# What you will do
Scan the material and copy every line in which "high" appears.

# Data shown
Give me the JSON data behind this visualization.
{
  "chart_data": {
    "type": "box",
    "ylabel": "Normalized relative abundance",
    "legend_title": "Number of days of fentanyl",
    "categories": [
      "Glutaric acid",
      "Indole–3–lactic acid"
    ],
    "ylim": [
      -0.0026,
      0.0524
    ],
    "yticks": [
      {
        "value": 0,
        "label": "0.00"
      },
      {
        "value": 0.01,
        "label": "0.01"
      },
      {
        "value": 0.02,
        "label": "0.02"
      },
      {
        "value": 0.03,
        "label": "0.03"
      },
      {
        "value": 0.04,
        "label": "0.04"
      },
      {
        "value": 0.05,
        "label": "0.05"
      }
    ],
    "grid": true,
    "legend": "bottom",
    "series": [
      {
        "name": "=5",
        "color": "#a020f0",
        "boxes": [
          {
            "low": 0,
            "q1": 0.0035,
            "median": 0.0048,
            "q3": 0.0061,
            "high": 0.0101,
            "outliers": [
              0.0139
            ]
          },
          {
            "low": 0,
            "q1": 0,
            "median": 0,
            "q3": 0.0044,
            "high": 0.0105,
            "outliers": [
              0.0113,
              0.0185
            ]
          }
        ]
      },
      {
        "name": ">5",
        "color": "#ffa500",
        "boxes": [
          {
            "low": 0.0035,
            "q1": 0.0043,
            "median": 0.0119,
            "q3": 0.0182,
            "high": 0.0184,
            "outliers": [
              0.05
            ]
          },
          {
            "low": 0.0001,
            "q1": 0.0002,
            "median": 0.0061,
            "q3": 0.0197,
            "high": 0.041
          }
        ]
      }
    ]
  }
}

# Result for this task
            "high": 0.0101,
            "high": 0.0105,
            "high": 0.0184,
            "high": 0.041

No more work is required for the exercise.